#### [MATERIAL PROVIDED]
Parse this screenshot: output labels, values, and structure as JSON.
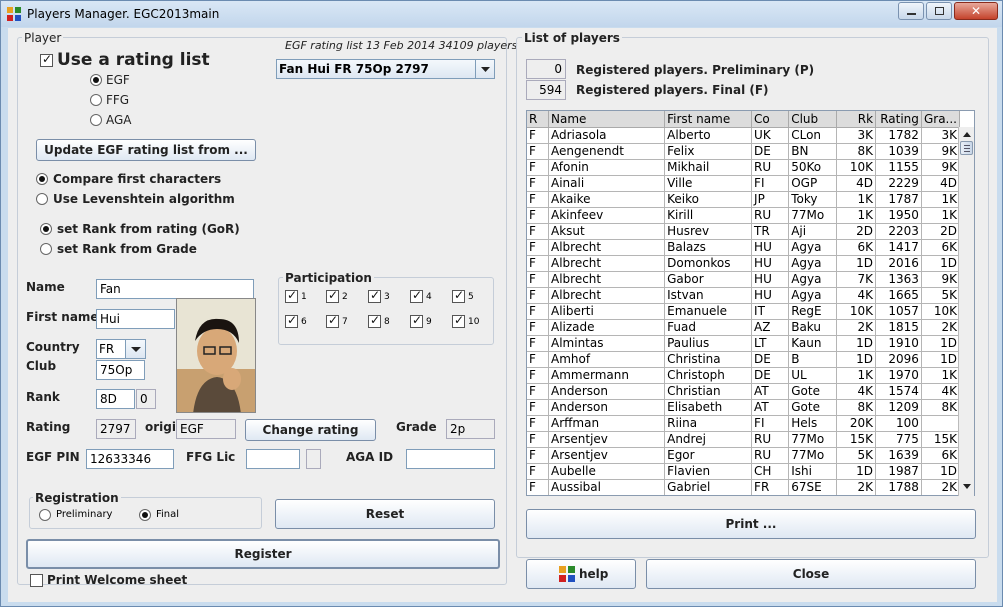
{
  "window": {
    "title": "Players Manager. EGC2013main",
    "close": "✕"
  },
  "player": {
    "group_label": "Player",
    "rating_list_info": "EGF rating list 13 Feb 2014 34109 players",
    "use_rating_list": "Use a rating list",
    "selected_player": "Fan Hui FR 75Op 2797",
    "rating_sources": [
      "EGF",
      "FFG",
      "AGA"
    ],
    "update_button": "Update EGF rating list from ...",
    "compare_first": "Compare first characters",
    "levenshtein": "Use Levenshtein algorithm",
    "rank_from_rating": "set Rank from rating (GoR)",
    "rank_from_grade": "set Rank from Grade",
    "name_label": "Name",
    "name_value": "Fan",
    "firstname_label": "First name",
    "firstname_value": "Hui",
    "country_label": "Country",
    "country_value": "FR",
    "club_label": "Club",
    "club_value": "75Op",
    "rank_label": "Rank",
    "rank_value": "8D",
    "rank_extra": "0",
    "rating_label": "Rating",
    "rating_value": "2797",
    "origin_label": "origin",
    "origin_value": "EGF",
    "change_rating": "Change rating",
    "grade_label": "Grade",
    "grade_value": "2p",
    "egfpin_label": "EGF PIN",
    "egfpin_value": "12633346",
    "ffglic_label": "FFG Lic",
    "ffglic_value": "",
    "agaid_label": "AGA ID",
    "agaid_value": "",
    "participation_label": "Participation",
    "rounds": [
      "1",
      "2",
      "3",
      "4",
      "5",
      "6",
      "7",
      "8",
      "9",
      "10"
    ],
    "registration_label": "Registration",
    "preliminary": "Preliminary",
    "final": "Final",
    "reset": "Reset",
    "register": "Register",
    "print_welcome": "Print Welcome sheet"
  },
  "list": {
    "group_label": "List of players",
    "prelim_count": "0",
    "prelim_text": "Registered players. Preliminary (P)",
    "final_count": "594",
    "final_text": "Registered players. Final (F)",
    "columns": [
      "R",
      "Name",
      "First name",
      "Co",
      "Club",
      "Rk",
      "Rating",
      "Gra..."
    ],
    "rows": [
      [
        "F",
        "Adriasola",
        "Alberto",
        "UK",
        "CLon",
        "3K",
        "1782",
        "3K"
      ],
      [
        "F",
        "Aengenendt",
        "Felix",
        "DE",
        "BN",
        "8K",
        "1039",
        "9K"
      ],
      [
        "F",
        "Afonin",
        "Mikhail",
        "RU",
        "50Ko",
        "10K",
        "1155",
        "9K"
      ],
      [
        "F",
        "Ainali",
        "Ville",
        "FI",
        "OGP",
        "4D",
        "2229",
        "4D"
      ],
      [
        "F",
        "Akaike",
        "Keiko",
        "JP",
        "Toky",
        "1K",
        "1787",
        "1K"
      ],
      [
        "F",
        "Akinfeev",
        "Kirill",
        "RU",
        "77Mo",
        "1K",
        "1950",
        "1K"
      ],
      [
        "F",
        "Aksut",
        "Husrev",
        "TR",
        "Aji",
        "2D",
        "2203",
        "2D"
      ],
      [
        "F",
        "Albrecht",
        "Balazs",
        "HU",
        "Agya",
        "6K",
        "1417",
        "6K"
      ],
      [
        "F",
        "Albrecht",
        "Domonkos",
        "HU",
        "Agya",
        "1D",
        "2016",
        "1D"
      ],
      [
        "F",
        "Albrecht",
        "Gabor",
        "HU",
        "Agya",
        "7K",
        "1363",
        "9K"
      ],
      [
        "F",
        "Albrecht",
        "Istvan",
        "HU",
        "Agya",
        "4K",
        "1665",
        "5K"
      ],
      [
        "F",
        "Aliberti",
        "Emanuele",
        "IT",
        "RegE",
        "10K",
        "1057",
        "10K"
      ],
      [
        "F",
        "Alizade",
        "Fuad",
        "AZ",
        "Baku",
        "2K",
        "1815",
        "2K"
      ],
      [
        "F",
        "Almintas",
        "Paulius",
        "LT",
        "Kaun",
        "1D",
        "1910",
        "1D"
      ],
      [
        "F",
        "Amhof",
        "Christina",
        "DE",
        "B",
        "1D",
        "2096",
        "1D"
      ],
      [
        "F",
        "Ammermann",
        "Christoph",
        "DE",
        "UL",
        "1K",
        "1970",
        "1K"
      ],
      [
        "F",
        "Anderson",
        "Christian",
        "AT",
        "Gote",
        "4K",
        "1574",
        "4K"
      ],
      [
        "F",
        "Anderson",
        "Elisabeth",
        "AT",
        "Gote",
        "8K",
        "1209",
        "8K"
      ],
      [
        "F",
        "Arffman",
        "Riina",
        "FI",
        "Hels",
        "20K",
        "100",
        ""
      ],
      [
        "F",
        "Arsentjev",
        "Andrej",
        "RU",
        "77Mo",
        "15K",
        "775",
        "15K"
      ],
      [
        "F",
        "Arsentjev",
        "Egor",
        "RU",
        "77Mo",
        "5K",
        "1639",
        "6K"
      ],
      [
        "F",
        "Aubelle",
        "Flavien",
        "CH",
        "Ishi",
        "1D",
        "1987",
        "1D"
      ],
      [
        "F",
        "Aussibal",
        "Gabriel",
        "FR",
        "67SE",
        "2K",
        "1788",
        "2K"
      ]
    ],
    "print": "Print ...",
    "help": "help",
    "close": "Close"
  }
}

#### [TASK OBJECTIVE]
Return each line where "from" shows up.

#### [REPLY]
    "update_button": "Update EGF rating list from ...",
    "rank_from_rating": "set Rank from rating (GoR)",
    "rank_from_grade": "set Rank from Grade",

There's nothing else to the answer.